▶ _Given instruction_
Select every line containing the word "failure" from the material, and copy those lines.

▶ _Extracted records_
+---+

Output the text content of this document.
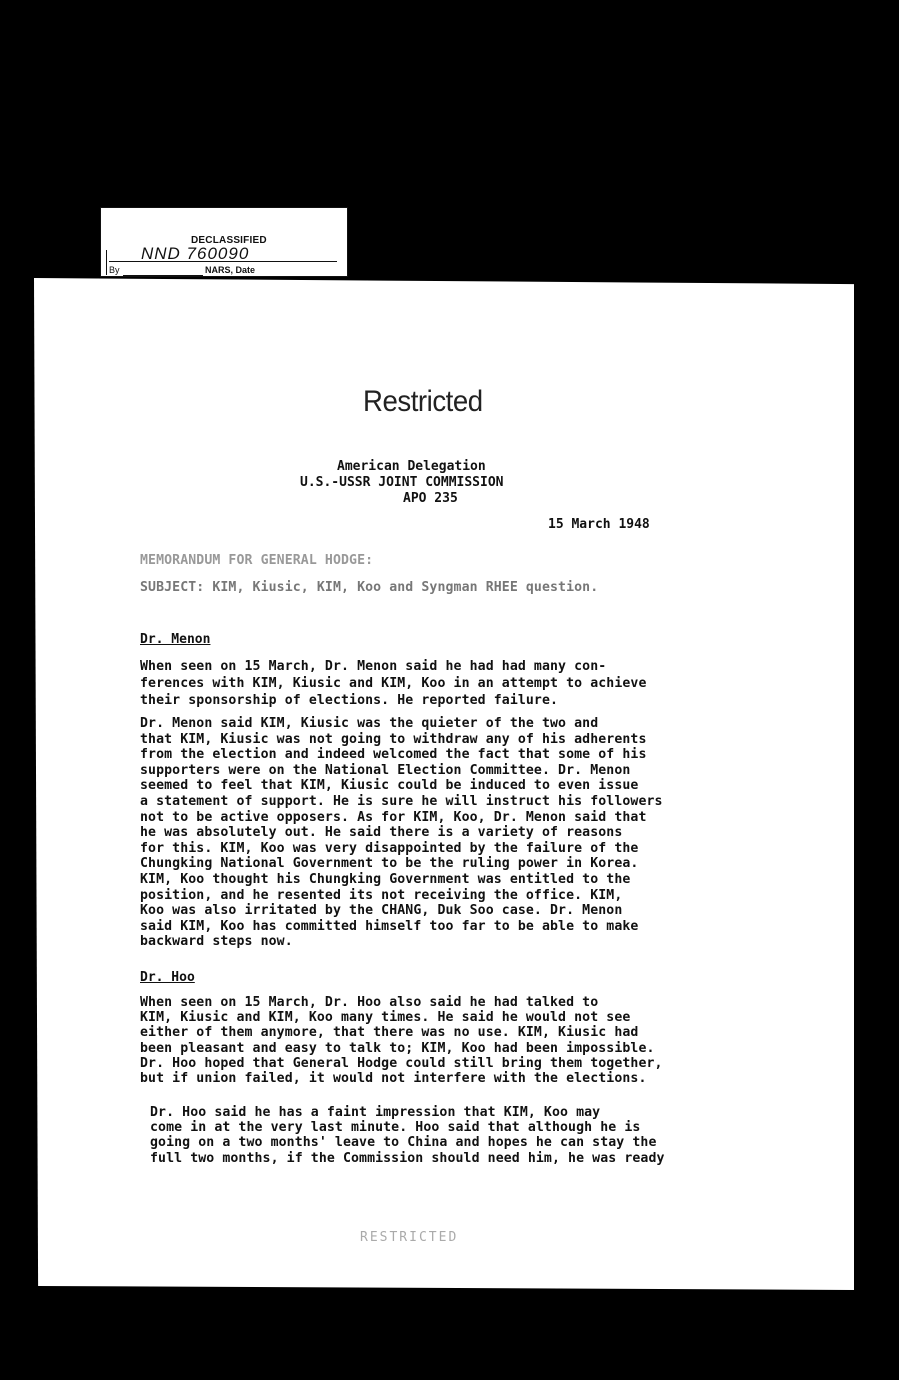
DECLASSIFIED
NND 760090
By	NARS, Date
Restricted
American Delegation
U.S.-USSR JOINT COMMISSION
APO 235
15 March 1948
MEMORANDUM FOR GENERAL HODGE:
SUBJECT: KIM, Kiusic, KIM, Koo and Syngman RHEE question.
Dr. Menon
When seen on 15 March, Dr. Menon said he had had many con-
ferences with KIM, Kiusic and KIM, Koo in an attempt to achieve
their sponsorship of elections. He reported failure.
Dr. Menon said KIM, Kiusic was the quieter of the two and
that KIM, Kiusic was not going to withdraw any of his adherents
from the election and indeed welcomed the fact that some of his
supporters were on the National Election Committee. Dr. Menon
seemed to feel that KIM, Kiusic could be induced to even issue
a statement of support. He is sure he will instruct his followers
not to be active opposers. As for KIM, Koo, Dr. Menon said that
he was absolutely out. He said there is a variety of reasons
for this. KIM, Koo was very disappointed by the failure of the
Chungking National Government to be the ruling power in Korea.
KIM, Koo thought his Chungking Government was entitled to the
position, and he resented its not receiving the office. KIM,
Koo was also irritated by the CHANG, Duk Soo case. Dr. Menon
said KIM, Koo has committed himself too far to be able to make
backward steps now.
Dr. Hoo
When seen on 15 March, Dr. Hoo also said he had talked to
KIM, Kiusic and KIM, Koo many times. He said he would not see
either of them anymore, that there was no use. KIM, Kiusic had
been pleasant and easy to talk to; KIM, Koo had been impossible.
Dr. Hoo hoped that General Hodge could still bring them together,
but if union failed, it would not interfere with the elections.
Dr. Hoo said he has a faint impression that KIM, Koo may
come in at the very last minute. Hoo said that although he is
going on a two months' leave to China and hopes he can stay the
full two months, if the Commission should need him, he was ready
RESTRICTED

+---+

▶ _Result_
their sponsorship of elections. He reported failure.
for this. KIM, Koo was very disappointed by the failure of the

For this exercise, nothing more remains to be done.